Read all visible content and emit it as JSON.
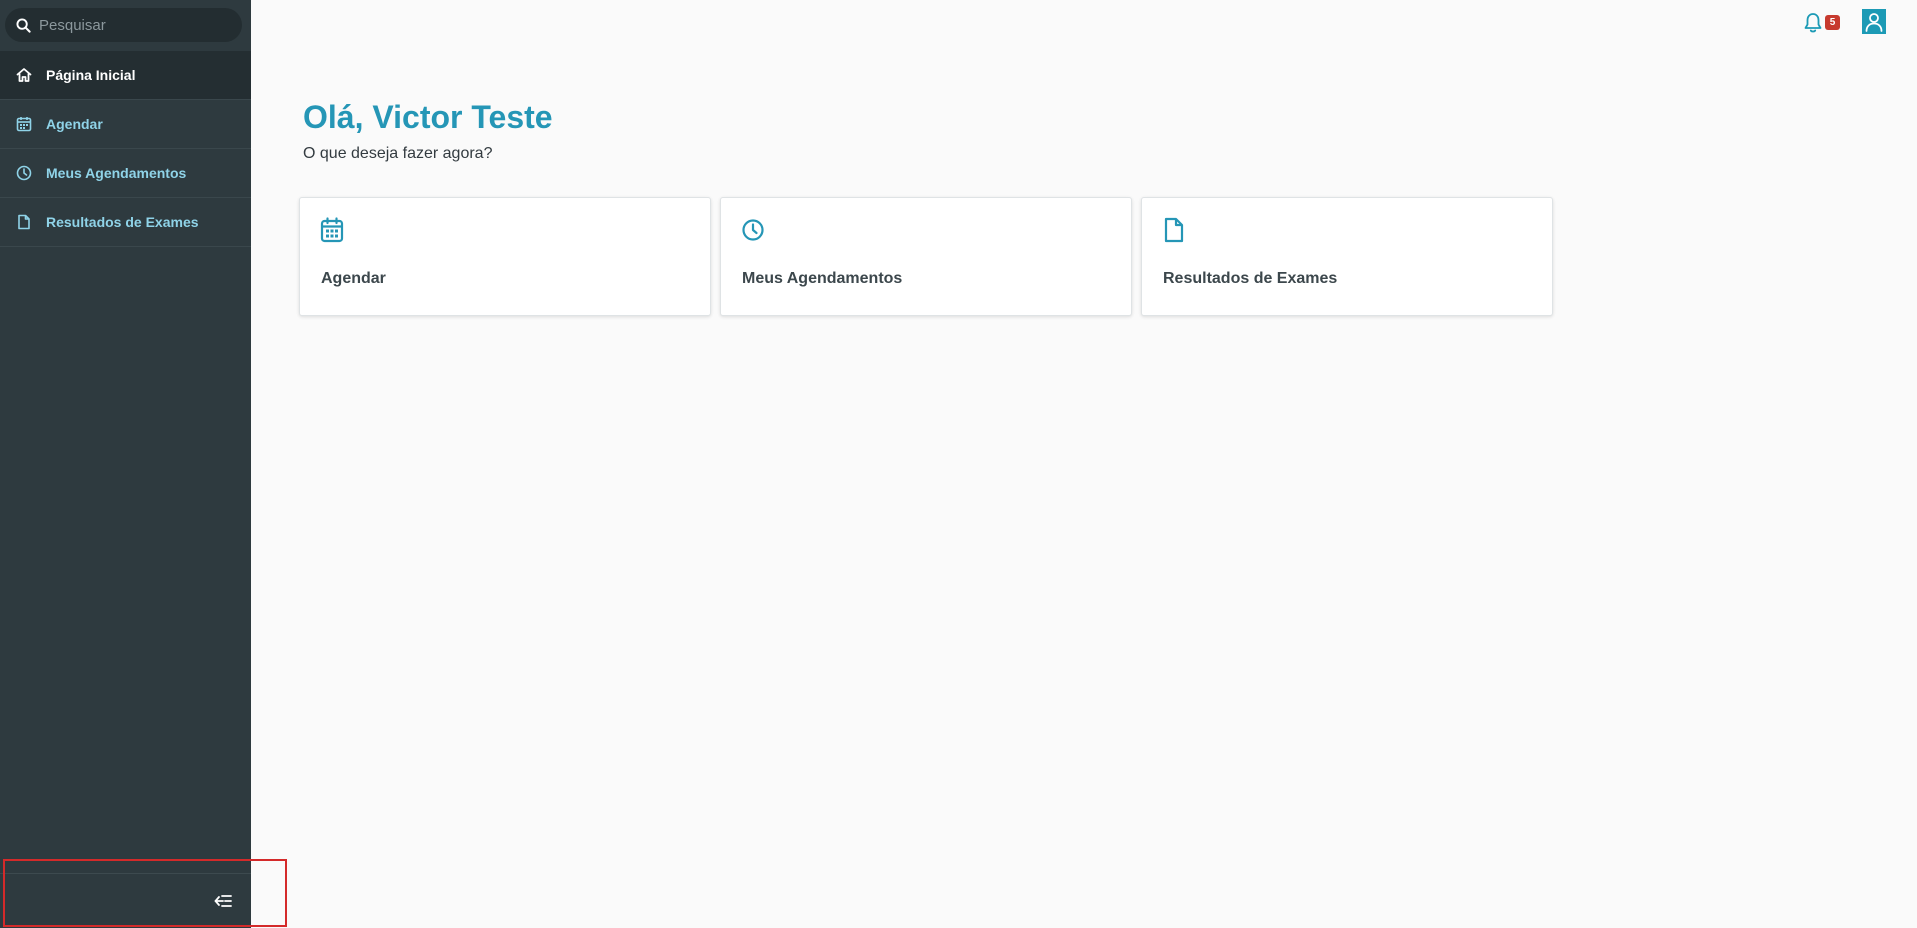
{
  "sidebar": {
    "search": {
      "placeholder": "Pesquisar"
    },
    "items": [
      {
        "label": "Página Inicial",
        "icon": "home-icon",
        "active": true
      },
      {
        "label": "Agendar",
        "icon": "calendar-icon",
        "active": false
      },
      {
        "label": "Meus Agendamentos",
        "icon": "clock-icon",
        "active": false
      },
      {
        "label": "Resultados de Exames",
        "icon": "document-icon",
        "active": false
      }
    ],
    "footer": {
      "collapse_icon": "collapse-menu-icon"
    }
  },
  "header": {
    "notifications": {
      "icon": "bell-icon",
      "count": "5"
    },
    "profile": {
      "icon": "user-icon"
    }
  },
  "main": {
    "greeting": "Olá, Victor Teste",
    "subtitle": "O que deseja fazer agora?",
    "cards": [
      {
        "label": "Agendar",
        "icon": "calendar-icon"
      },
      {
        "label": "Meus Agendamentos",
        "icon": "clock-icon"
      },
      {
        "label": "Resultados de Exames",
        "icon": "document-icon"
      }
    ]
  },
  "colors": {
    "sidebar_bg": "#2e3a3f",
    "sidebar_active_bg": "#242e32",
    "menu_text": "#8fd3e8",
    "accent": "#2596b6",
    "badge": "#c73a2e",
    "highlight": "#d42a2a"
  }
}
----------------
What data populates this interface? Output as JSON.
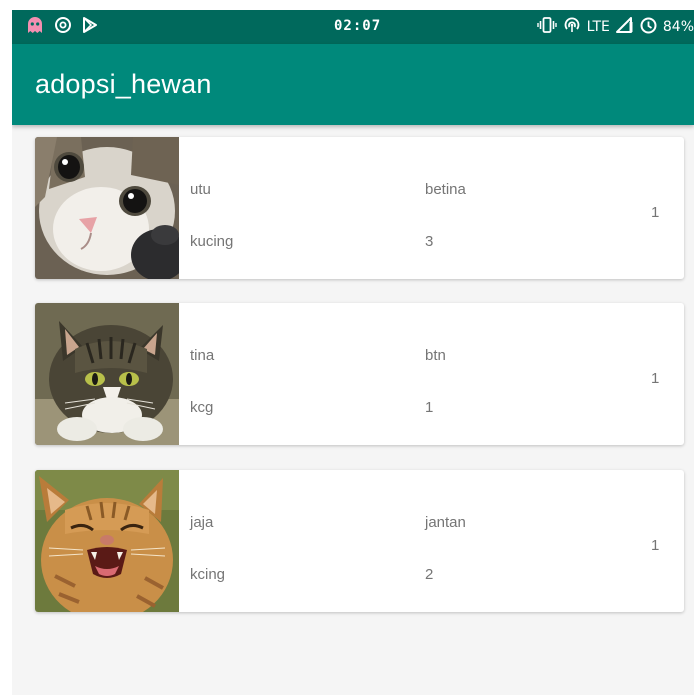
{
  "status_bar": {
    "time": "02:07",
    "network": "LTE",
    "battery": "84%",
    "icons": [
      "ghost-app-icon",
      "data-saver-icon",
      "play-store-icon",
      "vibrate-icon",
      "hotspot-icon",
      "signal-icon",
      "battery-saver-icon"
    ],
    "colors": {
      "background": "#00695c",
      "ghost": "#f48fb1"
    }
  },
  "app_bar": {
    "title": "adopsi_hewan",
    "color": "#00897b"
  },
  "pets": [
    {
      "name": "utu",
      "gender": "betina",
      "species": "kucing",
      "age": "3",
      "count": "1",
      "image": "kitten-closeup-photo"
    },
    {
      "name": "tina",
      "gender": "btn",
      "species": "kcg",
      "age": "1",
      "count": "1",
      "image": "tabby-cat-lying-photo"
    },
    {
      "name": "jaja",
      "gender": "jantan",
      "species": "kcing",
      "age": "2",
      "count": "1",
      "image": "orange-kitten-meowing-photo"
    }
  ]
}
----------------
• WHAT YOU HAVE TO DO
Search the records for the word "document", then list every line that has it.

• ANSWER TO THIS EXERCISE
        "icon": "document-icon",
        "icon": "document-icon"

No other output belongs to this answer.